>> Start

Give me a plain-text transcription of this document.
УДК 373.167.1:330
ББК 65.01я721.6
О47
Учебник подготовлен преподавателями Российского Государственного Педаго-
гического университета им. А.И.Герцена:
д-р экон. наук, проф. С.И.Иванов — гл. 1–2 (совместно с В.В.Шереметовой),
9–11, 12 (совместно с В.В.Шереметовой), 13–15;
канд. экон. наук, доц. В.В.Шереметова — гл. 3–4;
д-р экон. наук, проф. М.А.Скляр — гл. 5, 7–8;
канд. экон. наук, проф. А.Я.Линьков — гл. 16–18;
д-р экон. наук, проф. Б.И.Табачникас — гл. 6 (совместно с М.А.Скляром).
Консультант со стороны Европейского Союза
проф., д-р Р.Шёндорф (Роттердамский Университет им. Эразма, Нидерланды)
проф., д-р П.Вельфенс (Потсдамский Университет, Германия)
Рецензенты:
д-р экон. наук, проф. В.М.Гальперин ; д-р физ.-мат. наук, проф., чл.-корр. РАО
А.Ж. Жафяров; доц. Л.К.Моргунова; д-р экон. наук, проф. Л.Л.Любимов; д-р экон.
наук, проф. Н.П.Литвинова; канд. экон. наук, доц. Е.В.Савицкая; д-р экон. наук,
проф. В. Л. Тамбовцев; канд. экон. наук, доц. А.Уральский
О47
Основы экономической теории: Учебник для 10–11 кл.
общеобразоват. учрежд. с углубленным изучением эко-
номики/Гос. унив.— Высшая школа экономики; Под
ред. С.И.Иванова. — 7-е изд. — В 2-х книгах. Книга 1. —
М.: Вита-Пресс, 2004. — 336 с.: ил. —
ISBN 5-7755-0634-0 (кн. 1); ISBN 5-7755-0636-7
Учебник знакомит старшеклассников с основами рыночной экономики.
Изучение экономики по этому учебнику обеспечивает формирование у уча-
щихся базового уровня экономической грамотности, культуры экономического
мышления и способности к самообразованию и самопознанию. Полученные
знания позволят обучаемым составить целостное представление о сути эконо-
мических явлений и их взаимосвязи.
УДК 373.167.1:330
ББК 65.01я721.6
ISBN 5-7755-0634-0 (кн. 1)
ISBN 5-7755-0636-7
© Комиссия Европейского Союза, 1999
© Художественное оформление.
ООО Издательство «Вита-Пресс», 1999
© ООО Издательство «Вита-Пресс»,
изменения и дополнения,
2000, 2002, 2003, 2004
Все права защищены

>> End

▶ [Task directions]
Write out the whole listing again, exactly as it stands.

▶ [Written solution]
Give me a plain-text transcription of this document.
УДК 373.167.1:330
ББК 65.01я721.6
О47
Учебник подготовлен преподавателями Российского Государственного Педаго-
гического университета им. А.И.Герцена:
д-р экон. наук, проф. С.И.Иванов — гл. 1–2 (совместно с В.В.Шереметовой),
9–11, 12 (совместно с В.В.Шереметовой), 13–15;
канд. экон. наук, доц. В.В.Шереметова — гл. 3–4;
д-р экон. наук, проф. М.А.Скляр — гл. 5, 7–8;
канд. экон. наук, проф. А.Я.Линьков — гл. 16–18;
д-р экон. наук, проф. Б.И.Табачникас — гл. 6 (совместно с М.А.Скляром).
Консультант со стороны Европейского Союза
проф., д-р Р.Шёндорф (Роттердамский Университет им. Эразма, Нидерланды)
проф., д-р П.Вельфенс (Потсдамский Университет, Германия)
Рецензенты:
д-р экон. наук, проф. В.М.Гальперин ; д-р физ.-мат. наук, проф., чл.-корр. РАО
А.Ж. Жафяров; доц. Л.К.Моргунова; д-р экон. наук, проф. Л.Л.Любимов; д-р экон.
наук, проф. Н.П.Литвинова; канд. экон. наук, доц. Е.В.Савицкая; д-р экон. наук,
проф. В. Л. Тамбовцев; канд. экон. наук, доц. А.Уральский
О47
Основы экономической теории: Учебник для 10–11 кл.
общеобразоват. учрежд. с углубленным изучением эко-
номики/Гос. унив.— Высшая школа экономики; Под
ред. С.И.Иванова. — 7-е изд. — В 2-х книгах. Книга 1. —
М.: Вита-Пресс, 2004. — 336 с.: ил. —
ISBN 5-7755-0634-0 (кн. 1); ISBN 5-7755-0636-7
Учебник знакомит старшеклассников с основами рыночной экономики.
Изучение экономики по этому учебнику обеспечивает формирование у уча-
щихся базового уровня экономической грамотности, культуры экономического
мышления и способности к самообразованию и самопознанию. Полученные
знания позволят обучаемым составить целостное представление о сути эконо-
мических явлений и их взаимосвязи.
УДК 373.167.1:330
ББК 65.01я721.6
ISBN 5-7755-0634-0 (кн. 1)
ISBN 5-7755-0636-7
© Комиссия Европейского Союза, 1999
© Художественное оформление.
ООО Издательство «Вита-Пресс», 1999
© ООО Издательство «Вита-Пресс»,
изменения и дополнения,
2000, 2002, 2003, 2004
Все права защищены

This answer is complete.